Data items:
____________________

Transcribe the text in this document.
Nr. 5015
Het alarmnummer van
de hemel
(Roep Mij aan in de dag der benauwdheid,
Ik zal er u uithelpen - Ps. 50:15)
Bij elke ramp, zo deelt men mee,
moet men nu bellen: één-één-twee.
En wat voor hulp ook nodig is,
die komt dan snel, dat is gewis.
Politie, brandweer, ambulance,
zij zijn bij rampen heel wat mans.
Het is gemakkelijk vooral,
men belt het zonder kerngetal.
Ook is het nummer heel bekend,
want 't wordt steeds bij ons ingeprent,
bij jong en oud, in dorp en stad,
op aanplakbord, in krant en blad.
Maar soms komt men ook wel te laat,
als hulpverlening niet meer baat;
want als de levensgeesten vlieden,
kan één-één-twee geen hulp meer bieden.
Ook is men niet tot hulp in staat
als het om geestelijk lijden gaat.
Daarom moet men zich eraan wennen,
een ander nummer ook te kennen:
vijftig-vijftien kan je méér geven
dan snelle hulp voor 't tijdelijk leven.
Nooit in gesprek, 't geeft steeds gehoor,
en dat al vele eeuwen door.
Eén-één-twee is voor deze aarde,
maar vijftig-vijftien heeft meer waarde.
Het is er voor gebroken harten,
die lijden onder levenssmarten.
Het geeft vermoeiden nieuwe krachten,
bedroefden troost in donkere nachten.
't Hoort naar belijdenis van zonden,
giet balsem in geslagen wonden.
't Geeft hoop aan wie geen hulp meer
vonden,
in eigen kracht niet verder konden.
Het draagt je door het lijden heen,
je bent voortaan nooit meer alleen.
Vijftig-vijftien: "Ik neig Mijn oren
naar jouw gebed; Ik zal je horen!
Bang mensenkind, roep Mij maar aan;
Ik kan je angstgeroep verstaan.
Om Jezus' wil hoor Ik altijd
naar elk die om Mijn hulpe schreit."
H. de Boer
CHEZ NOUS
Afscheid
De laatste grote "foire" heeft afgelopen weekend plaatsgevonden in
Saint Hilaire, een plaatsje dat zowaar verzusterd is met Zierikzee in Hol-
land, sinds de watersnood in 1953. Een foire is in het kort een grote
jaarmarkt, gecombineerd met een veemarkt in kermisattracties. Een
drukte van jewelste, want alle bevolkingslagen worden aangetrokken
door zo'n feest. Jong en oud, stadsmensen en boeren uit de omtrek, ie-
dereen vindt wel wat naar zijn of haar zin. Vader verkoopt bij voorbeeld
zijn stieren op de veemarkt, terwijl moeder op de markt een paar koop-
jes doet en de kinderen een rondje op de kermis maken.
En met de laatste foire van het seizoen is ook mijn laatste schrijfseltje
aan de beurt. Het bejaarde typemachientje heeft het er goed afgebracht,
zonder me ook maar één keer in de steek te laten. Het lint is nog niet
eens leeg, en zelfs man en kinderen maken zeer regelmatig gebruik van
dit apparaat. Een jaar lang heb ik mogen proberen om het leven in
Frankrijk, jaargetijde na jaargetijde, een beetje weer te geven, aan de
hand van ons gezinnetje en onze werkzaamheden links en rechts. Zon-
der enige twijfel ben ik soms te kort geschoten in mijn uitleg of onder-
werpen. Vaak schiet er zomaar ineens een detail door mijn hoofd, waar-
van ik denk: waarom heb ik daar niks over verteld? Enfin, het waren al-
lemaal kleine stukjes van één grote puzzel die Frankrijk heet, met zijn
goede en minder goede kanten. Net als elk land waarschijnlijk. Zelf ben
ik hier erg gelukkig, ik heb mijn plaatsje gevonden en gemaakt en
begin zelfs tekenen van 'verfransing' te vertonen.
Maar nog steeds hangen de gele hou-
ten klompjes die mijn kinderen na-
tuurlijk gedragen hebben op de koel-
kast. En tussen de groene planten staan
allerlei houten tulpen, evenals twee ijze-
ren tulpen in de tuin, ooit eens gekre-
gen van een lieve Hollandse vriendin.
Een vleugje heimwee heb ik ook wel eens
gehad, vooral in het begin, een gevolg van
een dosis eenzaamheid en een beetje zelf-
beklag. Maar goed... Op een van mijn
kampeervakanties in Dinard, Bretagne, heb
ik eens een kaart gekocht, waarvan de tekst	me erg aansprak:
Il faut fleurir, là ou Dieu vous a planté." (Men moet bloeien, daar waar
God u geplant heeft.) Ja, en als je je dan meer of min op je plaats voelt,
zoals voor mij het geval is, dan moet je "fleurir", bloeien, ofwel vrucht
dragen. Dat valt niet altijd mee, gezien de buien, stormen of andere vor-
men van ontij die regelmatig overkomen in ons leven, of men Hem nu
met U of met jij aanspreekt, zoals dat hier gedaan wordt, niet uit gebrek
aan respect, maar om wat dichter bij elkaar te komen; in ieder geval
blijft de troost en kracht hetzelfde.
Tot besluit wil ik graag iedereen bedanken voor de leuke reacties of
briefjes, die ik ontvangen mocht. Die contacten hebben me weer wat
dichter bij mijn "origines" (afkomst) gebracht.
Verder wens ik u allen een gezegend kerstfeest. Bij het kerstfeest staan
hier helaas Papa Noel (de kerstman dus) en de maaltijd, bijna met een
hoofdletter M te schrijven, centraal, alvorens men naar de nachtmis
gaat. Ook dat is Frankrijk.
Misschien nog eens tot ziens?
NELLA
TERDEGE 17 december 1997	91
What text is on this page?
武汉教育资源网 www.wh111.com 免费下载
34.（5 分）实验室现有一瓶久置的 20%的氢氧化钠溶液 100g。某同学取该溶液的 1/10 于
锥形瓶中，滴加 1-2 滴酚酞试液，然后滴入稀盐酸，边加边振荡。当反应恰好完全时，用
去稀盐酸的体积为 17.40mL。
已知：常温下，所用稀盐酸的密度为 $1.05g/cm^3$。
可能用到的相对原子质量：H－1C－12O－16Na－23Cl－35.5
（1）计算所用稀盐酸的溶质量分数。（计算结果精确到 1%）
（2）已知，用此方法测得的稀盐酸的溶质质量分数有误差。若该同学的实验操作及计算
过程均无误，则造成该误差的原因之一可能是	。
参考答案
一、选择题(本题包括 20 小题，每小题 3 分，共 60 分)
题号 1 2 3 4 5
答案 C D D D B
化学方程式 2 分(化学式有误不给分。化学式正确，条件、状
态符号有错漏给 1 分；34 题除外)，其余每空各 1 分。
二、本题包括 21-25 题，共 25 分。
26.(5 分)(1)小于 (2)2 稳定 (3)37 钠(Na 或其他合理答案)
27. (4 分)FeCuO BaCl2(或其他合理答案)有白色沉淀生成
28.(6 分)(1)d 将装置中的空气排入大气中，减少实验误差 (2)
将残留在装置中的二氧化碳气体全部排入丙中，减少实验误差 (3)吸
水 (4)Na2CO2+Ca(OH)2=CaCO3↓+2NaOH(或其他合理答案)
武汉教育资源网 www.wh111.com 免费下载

____________________

What is being asked:
All of the data needs to be reproduced exactly, with no line missing.

Task solution:
Transcribe the text in this document.
Nr. 5015
Het alarmnummer van
de hemel
(Roep Mij aan in de dag der benauwdheid,
Ik zal er u uithelpen - Ps. 50:15)
Bij elke ramp, zo deelt men mee,
moet men nu bellen: één-één-twee.
En wat voor hulp ook nodig is,
die komt dan snel, dat is gewis.
Politie, brandweer, ambulance,
zij zijn bij rampen heel wat mans.
Het is gemakkelijk vooral,
men belt het zonder kerngetal.
Ook is het nummer heel bekend,
want 't wordt steeds bij ons ingeprent,
bij jong en oud, in dorp en stad,
op aanplakbord, in krant en blad.
Maar soms komt men ook wel te laat,
als hulpverlening niet meer baat;
want als de levensgeesten vlieden,
kan één-één-twee geen hulp meer bieden.
Ook is men niet tot hulp in staat
als het om geestelijk lijden gaat.
Daarom moet men zich eraan wennen,
een ander nummer ook te kennen:
vijftig-vijftien kan je méér geven
dan snelle hulp voor 't tijdelijk leven.
Nooit in gesprek, 't geeft steeds gehoor,
en dat al vele eeuwen door.
Eén-één-twee is voor deze aarde,
maar vijftig-vijftien heeft meer waarde.
Het is er voor gebroken harten,
die lijden onder levenssmarten.
Het geeft vermoeiden nieuwe krachten,
bedroefden troost in donkere nachten.
't Hoort naar belijdenis van zonden,
giet balsem in geslagen wonden.
't Geeft hoop aan wie geen hulp meer
vonden,
in eigen kracht niet verder konden.
Het draagt je door het lijden heen,
je bent voortaan nooit meer alleen.
Vijftig-vijftien: "Ik neig Mijn oren
naar jouw gebed; Ik zal je horen!
Bang mensenkind, roep Mij maar aan;
Ik kan je angstgeroep verstaan.
Om Jezus' wil hoor Ik altijd
naar elk die om Mijn hulpe schreit."
H. de Boer
CHEZ NOUS
Afscheid
De laatste grote "foire" heeft afgelopen weekend plaatsgevonden in
Saint Hilaire, een plaatsje dat zowaar verzusterd is met Zierikzee in Hol-
land, sinds de watersnood in 1953. Een foire is in het kort een grote
jaarmarkt, gecombineerd met een veemarkt in kermisattracties. Een
drukte van jewelste, want alle bevolkingslagen worden aangetrokken
door zo'n feest. Jong en oud, stadsmensen en boeren uit de omtrek, ie-
dereen vindt wel wat naar zijn of haar zin. Vader verkoopt bij voorbeeld
zijn stieren op de veemarkt, terwijl moeder op de markt een paar koop-
jes doet en de kinderen een rondje op de kermis maken.
En met de laatste foire van het seizoen is ook mijn laatste schrijfseltje
aan de beurt. Het bejaarde typemachientje heeft het er goed afgebracht,
zonder me ook maar één keer in de steek te laten. Het lint is nog niet
eens leeg, en zelfs man en kinderen maken zeer regelmatig gebruik van
dit apparaat. Een jaar lang heb ik mogen proberen om het leven in
Frankrijk, jaargetijde na jaargetijde, een beetje weer te geven, aan de
hand van ons gezinnetje en onze werkzaamheden links en rechts. Zon-
der enige twijfel ben ik soms te kort geschoten in mijn uitleg of onder-
werpen. Vaak schiet er zomaar ineens een detail door mijn hoofd, waar-
van ik denk: waarom heb ik daar niks over verteld? Enfin, het waren al-
lemaal kleine stukjes van één grote puzzel die Frankrijk heet, met zijn
goede en minder goede kanten. Net als elk land waarschijnlijk. Zelf ben
ik hier erg gelukkig, ik heb mijn plaatsje gevonden en gemaakt en
begin zelfs tekenen van 'verfransing' te vertonen.
Maar nog steeds hangen de gele hou-
ten klompjes die mijn kinderen na-
tuurlijk gedragen hebben op de koel-
kast. En tussen de groene planten staan
allerlei houten tulpen, evenals twee ijze-
ren tulpen in de tuin, ooit eens gekre-
gen van een lieve Hollandse vriendin.
Een vleugje heimwee heb ik ook wel eens
gehad, vooral in het begin, een gevolg van
een dosis eenzaamheid en een beetje zelf-
beklag. Maar goed... Op een van mijn
kampeervakanties in Dinard, Bretagne, heb
ik eens een kaart gekocht, waarvan de tekst	me erg aansprak:
Il faut fleurir, là ou Dieu vous a planté." (Men moet bloeien, daar waar
God u geplant heeft.) Ja, en als je je dan meer of min op je plaats voelt,
zoals voor mij het geval is, dan moet je "fleurir", bloeien, ofwel vrucht
dragen. Dat valt niet altijd mee, gezien de buien, stormen of andere vor-
men van ontij die regelmatig overkomen in ons leven, of men Hem nu
met U of met jij aanspreekt, zoals dat hier gedaan wordt, niet uit gebrek
aan respect, maar om wat dichter bij elkaar te komen; in ieder geval
blijft de troost en kracht hetzelfde.
Tot besluit wil ik graag iedereen bedanken voor de leuke reacties of
briefjes, die ik ontvangen mocht. Die contacten hebben me weer wat
dichter bij mijn "origines" (afkomst) gebracht.
Verder wens ik u allen een gezegend kerstfeest. Bij het kerstfeest staan
hier helaas Papa Noel (de kerstman dus) en de maaltijd, bijna met een
hoofdletter M te schrijven, centraal, alvorens men naar de nachtmis
gaat. Ook dat is Frankrijk.
Misschien nog eens tot ziens?
NELLA
TERDEGE 17 december 1997	91
What text is on this page?
武汉教育资源网 www.wh111.com 免费下载
34.（5 分）实验室现有一瓶久置的 20%的氢氧化钠溶液 100g。某同学取该溶液的 1/10 于
锥形瓶中，滴加 1-2 滴酚酞试液，然后滴入稀盐酸，边加边振荡。当反应恰好完全时，用
去稀盐酸的体积为 17.40mL。
已知：常温下，所用稀盐酸的密度为 $1.05g/cm^3$。
可能用到的相对原子质量：H－1C－12O－16Na－23Cl－35.5
（1）计算所用稀盐酸的溶质量分数。（计算结果精确到 1%）
（2）已知，用此方法测得的稀盐酸的溶质质量分数有误差。若该同学的实验操作及计算
过程均无误，则造成该误差的原因之一可能是	。
参考答案
一、选择题(本题包括 20 小题，每小题 3 分，共 60 分)
题号 1 2 3 4 5
答案 C D D D B
化学方程式 2 分(化学式有误不给分。化学式正确，条件、状
态符号有错漏给 1 分；34 题除外)，其余每空各 1 分。
二、本题包括 21-25 题，共 25 分。
26.(5 分)(1)小于 (2)2 稳定 (3)37 钠(Na 或其他合理答案)
27. (4 分)FeCuO BaCl2(或其他合理答案)有白色沉淀生成
28.(6 分)(1)d 将装置中的空气排入大气中，减少实验误差 (2)
将残留在装置中的二氧化碳气体全部排入丙中，减少实验误差 (3)吸
水 (4)Na2CO2+Ca(OH)2=CaCO3↓+2NaOH(或其他合理答案)
武汉教育资源网 www.wh111.com 免费下载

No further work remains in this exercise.